## WORK REQUIRED
Locate the lines that hold the string "number". Copy every such line.

+++ DATA SHOWN

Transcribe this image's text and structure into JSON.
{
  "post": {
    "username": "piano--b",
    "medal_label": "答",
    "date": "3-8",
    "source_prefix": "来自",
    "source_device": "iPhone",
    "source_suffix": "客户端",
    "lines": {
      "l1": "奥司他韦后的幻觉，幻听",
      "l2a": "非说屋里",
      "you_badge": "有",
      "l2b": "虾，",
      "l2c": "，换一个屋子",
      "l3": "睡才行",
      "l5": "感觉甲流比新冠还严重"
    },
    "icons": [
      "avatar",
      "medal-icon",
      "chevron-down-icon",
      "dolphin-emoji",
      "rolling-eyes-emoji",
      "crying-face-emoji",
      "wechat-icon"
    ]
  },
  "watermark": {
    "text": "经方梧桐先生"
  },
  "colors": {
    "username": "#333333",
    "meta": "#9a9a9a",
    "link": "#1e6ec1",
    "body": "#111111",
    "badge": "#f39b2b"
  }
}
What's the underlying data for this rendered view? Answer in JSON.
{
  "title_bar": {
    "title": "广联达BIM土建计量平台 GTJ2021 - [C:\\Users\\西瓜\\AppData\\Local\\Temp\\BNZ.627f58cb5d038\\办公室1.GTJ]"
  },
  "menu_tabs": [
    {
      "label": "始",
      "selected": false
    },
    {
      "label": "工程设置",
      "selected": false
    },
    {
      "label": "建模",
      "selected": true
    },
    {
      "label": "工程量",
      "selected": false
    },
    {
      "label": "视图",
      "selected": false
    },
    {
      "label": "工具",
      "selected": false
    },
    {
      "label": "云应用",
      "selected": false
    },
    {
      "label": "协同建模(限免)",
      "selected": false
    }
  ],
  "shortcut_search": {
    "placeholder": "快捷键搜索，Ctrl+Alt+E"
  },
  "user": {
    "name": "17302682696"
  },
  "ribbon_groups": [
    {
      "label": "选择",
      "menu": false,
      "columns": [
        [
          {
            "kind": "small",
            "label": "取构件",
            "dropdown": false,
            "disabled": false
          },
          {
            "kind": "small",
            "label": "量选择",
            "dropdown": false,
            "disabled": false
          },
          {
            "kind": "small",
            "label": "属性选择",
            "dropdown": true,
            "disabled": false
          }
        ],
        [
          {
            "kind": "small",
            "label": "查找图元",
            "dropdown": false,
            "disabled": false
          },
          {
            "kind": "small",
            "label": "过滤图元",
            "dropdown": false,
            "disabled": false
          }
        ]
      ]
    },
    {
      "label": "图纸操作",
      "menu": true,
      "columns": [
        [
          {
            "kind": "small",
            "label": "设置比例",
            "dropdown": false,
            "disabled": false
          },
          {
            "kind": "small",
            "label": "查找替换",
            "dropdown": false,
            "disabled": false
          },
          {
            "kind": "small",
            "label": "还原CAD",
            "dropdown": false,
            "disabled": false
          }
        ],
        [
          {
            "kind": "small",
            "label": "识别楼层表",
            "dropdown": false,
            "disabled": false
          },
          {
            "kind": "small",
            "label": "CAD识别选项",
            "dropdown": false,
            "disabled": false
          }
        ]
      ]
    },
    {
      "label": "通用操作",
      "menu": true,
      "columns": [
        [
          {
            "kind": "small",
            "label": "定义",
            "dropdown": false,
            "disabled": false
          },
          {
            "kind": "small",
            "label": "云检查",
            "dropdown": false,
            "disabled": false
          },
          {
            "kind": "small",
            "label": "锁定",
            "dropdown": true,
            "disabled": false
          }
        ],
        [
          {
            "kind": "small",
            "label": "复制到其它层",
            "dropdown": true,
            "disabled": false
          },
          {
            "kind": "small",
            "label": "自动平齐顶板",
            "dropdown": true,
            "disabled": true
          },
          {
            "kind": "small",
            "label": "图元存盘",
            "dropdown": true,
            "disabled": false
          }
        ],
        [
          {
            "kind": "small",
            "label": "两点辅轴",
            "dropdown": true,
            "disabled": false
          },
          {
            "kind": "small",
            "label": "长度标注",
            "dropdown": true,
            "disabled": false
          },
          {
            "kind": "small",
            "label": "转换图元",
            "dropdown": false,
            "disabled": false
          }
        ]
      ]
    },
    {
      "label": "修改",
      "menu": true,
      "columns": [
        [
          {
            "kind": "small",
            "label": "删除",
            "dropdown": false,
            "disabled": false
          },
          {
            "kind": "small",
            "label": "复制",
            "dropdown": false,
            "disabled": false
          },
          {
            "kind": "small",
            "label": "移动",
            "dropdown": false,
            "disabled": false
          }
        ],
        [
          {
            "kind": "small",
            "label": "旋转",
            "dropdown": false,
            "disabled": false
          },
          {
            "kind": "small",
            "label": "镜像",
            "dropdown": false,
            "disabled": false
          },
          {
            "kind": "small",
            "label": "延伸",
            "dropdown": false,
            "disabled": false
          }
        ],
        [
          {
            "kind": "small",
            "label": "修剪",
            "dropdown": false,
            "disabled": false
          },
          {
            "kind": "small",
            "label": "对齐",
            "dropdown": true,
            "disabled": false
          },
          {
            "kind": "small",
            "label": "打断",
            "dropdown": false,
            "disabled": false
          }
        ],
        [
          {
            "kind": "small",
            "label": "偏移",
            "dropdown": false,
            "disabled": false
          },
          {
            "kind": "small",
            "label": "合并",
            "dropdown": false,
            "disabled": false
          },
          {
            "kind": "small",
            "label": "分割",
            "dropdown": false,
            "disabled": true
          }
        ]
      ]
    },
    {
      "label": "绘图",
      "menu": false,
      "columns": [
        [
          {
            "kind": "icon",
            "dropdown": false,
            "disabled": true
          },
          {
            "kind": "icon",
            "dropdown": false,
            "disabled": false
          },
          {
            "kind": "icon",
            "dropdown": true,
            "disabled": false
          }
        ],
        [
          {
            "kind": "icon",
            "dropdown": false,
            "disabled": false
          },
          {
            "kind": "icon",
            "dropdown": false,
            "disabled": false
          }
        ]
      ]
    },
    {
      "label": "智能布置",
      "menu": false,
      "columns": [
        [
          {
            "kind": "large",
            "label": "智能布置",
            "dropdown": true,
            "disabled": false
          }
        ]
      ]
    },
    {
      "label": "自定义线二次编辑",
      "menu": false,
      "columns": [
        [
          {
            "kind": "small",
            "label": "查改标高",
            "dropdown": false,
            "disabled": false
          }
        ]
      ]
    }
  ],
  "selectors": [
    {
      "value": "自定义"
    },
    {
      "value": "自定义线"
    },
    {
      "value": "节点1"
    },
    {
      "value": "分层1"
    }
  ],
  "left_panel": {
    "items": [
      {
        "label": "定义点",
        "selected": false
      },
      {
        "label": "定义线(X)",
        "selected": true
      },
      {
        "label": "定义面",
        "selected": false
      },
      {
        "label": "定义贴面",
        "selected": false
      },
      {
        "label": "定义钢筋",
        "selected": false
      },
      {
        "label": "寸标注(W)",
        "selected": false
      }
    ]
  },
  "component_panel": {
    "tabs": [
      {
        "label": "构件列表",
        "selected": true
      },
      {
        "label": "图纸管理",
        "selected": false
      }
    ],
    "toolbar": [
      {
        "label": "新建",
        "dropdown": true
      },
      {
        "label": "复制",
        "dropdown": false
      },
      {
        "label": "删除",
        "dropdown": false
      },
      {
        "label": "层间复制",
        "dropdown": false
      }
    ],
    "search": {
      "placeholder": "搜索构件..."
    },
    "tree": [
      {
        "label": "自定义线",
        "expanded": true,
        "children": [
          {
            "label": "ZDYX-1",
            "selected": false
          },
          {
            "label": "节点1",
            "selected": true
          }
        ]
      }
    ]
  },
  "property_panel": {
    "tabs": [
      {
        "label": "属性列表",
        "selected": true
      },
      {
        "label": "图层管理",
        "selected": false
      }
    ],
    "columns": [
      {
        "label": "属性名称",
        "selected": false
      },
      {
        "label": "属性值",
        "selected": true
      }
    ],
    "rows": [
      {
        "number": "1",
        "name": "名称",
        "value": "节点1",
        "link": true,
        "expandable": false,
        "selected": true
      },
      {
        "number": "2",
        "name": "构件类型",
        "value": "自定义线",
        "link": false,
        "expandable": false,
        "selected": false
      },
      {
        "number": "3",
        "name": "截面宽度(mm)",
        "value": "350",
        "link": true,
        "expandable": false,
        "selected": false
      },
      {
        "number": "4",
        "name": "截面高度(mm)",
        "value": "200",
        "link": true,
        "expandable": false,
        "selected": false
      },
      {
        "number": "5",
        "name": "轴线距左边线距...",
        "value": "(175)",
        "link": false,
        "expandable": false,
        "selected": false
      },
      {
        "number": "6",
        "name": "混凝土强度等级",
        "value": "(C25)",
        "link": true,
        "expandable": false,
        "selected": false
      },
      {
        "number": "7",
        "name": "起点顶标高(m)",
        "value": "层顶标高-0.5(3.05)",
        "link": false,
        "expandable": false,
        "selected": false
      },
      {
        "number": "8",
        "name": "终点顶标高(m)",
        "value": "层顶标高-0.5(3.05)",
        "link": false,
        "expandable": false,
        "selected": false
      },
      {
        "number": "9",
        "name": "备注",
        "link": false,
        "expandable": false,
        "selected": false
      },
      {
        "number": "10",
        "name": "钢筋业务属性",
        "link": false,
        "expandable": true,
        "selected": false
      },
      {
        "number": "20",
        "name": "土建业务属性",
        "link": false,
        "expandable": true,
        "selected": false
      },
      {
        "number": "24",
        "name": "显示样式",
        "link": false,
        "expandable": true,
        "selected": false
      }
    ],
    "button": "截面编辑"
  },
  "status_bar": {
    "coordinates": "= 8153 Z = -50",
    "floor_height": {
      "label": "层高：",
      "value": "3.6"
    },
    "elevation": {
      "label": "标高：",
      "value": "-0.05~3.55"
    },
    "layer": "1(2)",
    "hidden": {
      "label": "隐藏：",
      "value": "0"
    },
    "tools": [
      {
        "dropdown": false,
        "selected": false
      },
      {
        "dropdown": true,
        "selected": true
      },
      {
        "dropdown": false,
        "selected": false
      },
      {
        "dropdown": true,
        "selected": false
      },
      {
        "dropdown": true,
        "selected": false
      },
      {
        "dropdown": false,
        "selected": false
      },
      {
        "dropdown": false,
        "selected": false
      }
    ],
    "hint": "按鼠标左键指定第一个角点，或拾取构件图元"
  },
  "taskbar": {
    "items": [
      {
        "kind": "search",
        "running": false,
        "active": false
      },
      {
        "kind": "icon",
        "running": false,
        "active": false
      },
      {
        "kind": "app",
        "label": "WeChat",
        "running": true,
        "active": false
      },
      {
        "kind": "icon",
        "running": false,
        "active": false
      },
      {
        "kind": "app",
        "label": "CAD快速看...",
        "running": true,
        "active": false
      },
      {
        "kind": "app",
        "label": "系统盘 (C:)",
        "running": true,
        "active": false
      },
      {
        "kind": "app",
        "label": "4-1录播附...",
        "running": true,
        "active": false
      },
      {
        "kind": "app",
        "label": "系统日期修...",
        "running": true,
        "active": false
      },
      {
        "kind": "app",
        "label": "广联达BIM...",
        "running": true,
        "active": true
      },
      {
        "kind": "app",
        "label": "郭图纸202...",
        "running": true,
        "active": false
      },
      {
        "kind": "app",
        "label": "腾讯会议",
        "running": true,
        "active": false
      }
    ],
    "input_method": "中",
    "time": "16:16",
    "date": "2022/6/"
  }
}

++++++

## ANSWER TO THIS EXERCISE
        "number": "1",
        "number": "2",
        "number": "3",
        "number": "4",
        "number": "5",
        "number": "6",
        "number": "7",
        "number": "8",
        "number": "9",
        "number": "10",
        "number": "20",
        "number": "24",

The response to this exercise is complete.